-- start --

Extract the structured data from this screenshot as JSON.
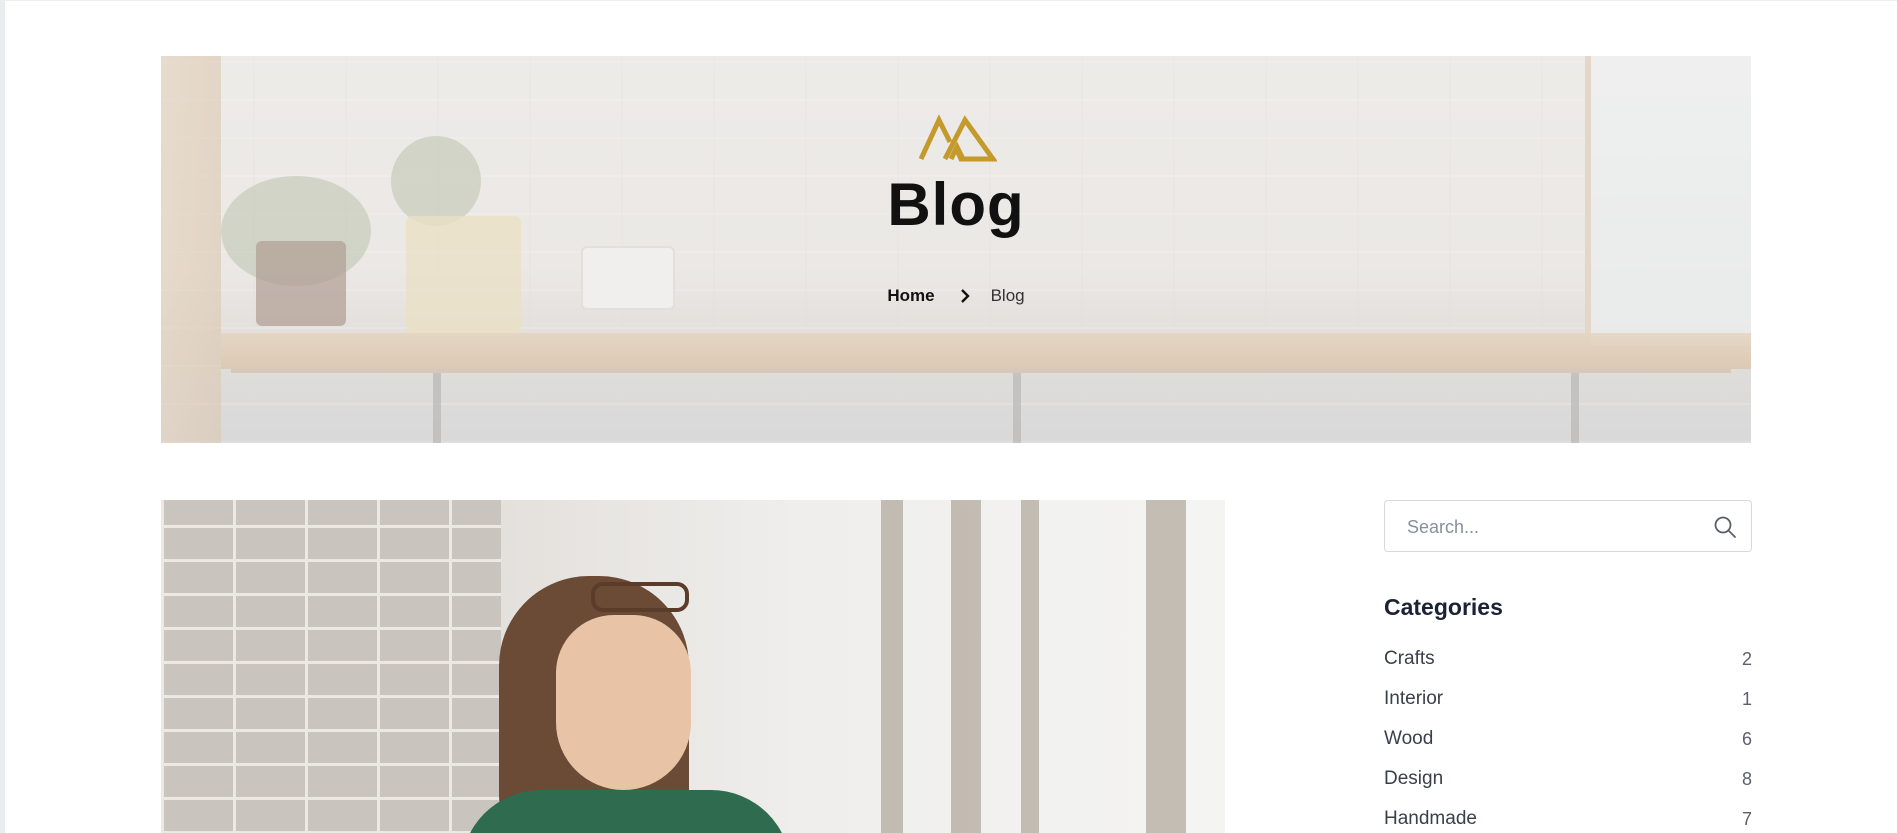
{
  "hero": {
    "title": "Blog",
    "breadcrumb": {
      "home": "Home",
      "current": "Blog"
    },
    "logo_color": "#c49a2c"
  },
  "search": {
    "placeholder": "Search...",
    "value": ""
  },
  "categories": {
    "title": "Categories",
    "items": [
      {
        "label": "Crafts",
        "count": "2"
      },
      {
        "label": "Interior",
        "count": "1"
      },
      {
        "label": "Wood",
        "count": "6"
      },
      {
        "label": "Design",
        "count": "8"
      },
      {
        "label": "Handmade",
        "count": "7"
      }
    ]
  },
  "icons": {
    "logo": "brand-logo-icon",
    "breadcrumb_separator": "chevron-right-icon",
    "search": "search-icon"
  }
}
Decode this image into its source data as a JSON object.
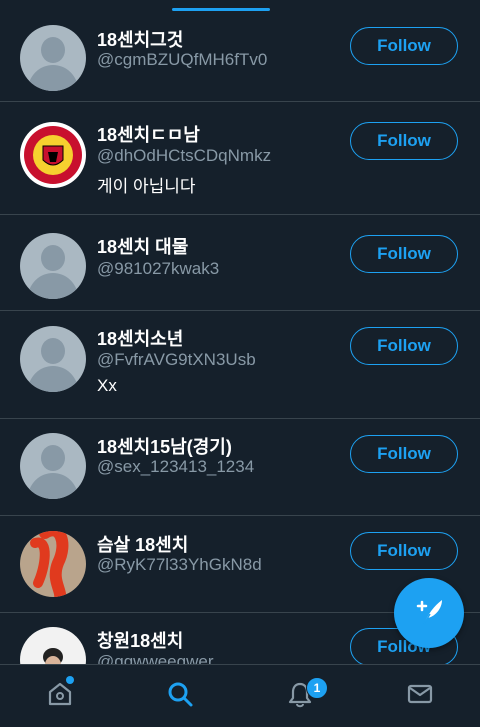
{
  "users": [
    {
      "name": "18센치그것",
      "handle": "@cgmBZUQfMH6fTv0",
      "bio": "",
      "follow_label": "Follow",
      "avatar": "default"
    },
    {
      "name": "18센치ㄷㅁ남",
      "handle": "@dhOdHCtsCDqNmkz",
      "bio": "게이 아닙니다",
      "follow_label": "Follow",
      "avatar": "crest"
    },
    {
      "name": "18센치 대물",
      "handle": "@981027kwak3",
      "bio": "",
      "follow_label": "Follow",
      "avatar": "default"
    },
    {
      "name": "18센치소년",
      "handle": "@FvfrAVG9tXN3Usb",
      "bio": "Xx",
      "follow_label": "Follow",
      "avatar": "default"
    },
    {
      "name": "18센치15남(경기)",
      "handle": "@sex_123413_1234",
      "bio": "",
      "follow_label": "Follow",
      "avatar": "default"
    },
    {
      "name": "슴살 18센치",
      "handle": "@RyK77l33YhGkN8d",
      "bio": "",
      "follow_label": "Follow",
      "avatar": "redacted"
    },
    {
      "name": "창원18센치",
      "handle": "@gqwweegwer",
      "bio": "",
      "follow_label": "Follow",
      "avatar": "photo"
    }
  ],
  "nav": {
    "items": [
      {
        "name": "home-icon"
      },
      {
        "name": "search-icon"
      },
      {
        "name": "bell-icon"
      },
      {
        "name": "mail-icon"
      }
    ],
    "notifications_badge": "1"
  },
  "fab": {
    "icon": "compose-icon"
  },
  "colors": {
    "background": "#15202b",
    "accent": "#1da1f2",
    "divider": "#38444d",
    "muted": "#8899a6"
  }
}
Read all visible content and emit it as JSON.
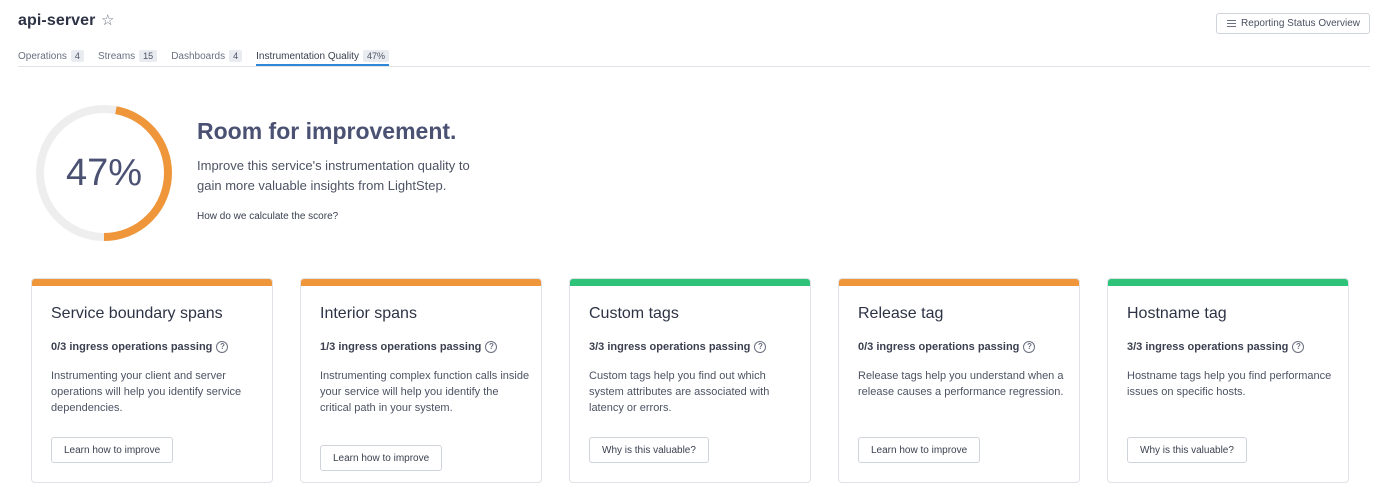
{
  "header": {
    "title": "api-server",
    "report_button": "Reporting Status Overview"
  },
  "tabs": [
    {
      "label": "Operations",
      "count": "4"
    },
    {
      "label": "Streams",
      "count": "15"
    },
    {
      "label": "Dashboards",
      "count": "4"
    },
    {
      "label": "Instrumentation Quality",
      "count": "47%"
    }
  ],
  "score": {
    "value": "47%",
    "fraction": 0.47,
    "heading": "Room for improvement.",
    "description": "Improve this service's instrumentation quality to gain more valuable insights from LightStep.",
    "link": "How do we calculate the score?"
  },
  "colors": {
    "warning": "#f0963a",
    "passing": "#2fc37a",
    "track": "#eeeeee",
    "active_tab": "#2f87d8"
  },
  "cards": [
    {
      "title": "Service boundary spans",
      "passing": "0/3 ingress operations passing",
      "description": "Instrumenting your client and server operations will help you identify service dependencies.",
      "button": "Learn how to improve",
      "status": "warning"
    },
    {
      "title": "Interior spans",
      "passing": "1/3 ingress operations passing",
      "description": "Instrumenting complex function calls inside your service will help you identify the critical path in your system.",
      "button": "Learn how to improve",
      "status": "warning"
    },
    {
      "title": "Custom tags",
      "passing": "3/3 ingress operations passing",
      "description": "Custom tags help you find out which system attributes are associated with latency or errors.",
      "button": "Why is this valuable?",
      "status": "passing"
    },
    {
      "title": "Release tag",
      "passing": "0/3 ingress operations passing",
      "description": "Release tags help you understand when a release causes a performance regression.",
      "button": "Learn how to improve",
      "status": "warning"
    },
    {
      "title": "Hostname tag",
      "passing": "3/3 ingress operations passing",
      "description": "Hostname tags help you find performance issues on specific hosts.",
      "button": "Why is this valuable?",
      "status": "passing"
    }
  ]
}
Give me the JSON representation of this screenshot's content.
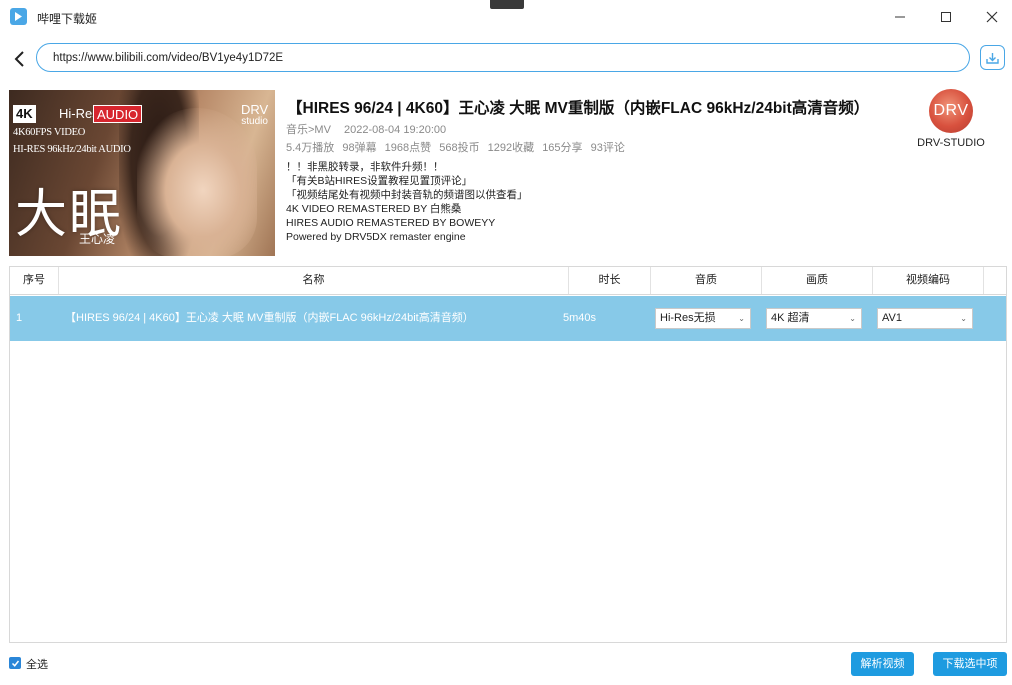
{
  "app": {
    "title": "哔哩下载姬"
  },
  "address": {
    "url": "https://www.bilibili.com/video/BV1ye4y1D72E"
  },
  "thumbnail": {
    "badge_4k": "4K",
    "badge_hires": "Hi-Res",
    "badge_audio": "AUDIO",
    "line1": "4K60FPS VIDEO",
    "line2": "HI-RES 96kHz/24bit AUDIO",
    "drv_top": "DRV",
    "drv_bottom": "studio",
    "big_text": "大眠",
    "artist": "王心凌"
  },
  "video": {
    "title": "【HIRES 96/24 | 4K60】王心凌 大眠 MV重制版（内嵌FLAC 96kHz/24bit高清音频）",
    "category": "音乐>MV",
    "date": "2022-08-04 19:20:00",
    "stats": [
      "5.4万播放",
      "98弹幕",
      "1968点赞",
      "568投币",
      "1292收藏",
      "165分享",
      "93评论"
    ],
    "description": [
      "！！非黑胶转录，非软件升频！！",
      "「有关B站HIRES设置教程见置顶评论」",
      "「视频结尾处有视频中封装音轨的频谱图以供查看」",
      "4K VIDEO REMASTERED BY 白熊桑",
      "HIRES AUDIO REMASTERED BY BOWEYY",
      "Powered by DRV5DX remaster engine"
    ]
  },
  "uploader": {
    "avatar_text": "DRV",
    "name": "DRV-STUDIO"
  },
  "table": {
    "headers": {
      "no": "序号",
      "name": "名称",
      "duration": "时长",
      "audio_quality": "音质",
      "video_quality": "画质",
      "codec": "视频编码"
    },
    "rows": [
      {
        "no": "1",
        "name": "【HIRES 96/24 | 4K60】王心凌 大眠 MV重制版（内嵌FLAC 96kHz/24bit高清音频）",
        "duration": "5m40s",
        "audio_quality": "Hi-Res无损",
        "video_quality": "4K 超清",
        "codec": "AV1"
      }
    ]
  },
  "footer": {
    "select_all": "全选",
    "parse_button": "解析视频",
    "download_button": "下载选中项"
  },
  "colors": {
    "accent": "#1e9be0",
    "selected_row": "#87c9e8",
    "url_border": "#4aa7e6"
  }
}
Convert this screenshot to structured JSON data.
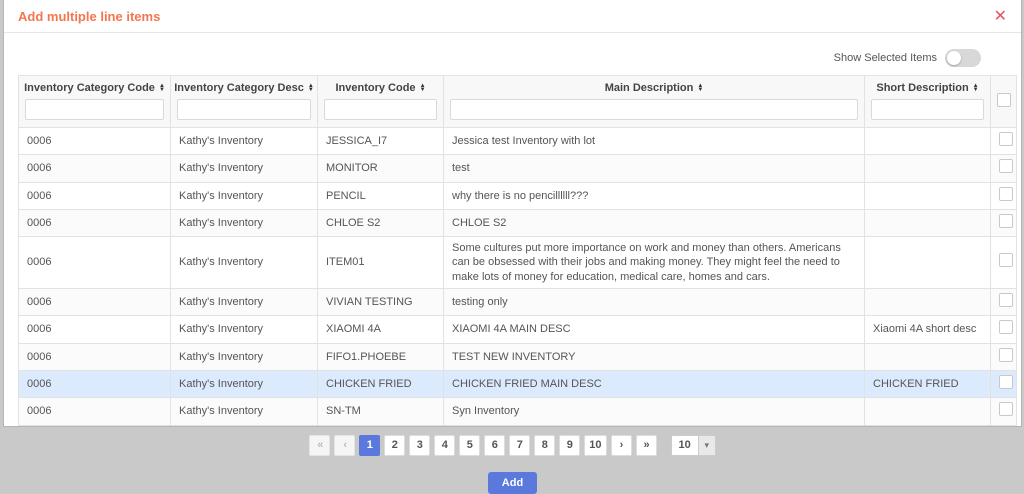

-- end --

Check each line of the entries for the string "your". Copy the lines that have it.

      "description": "Instrumenting your client and server operations will help you identify service dependencies.",
      "description": "Instrumenting complex function calls inside your service will help you identify the critical path in your system.",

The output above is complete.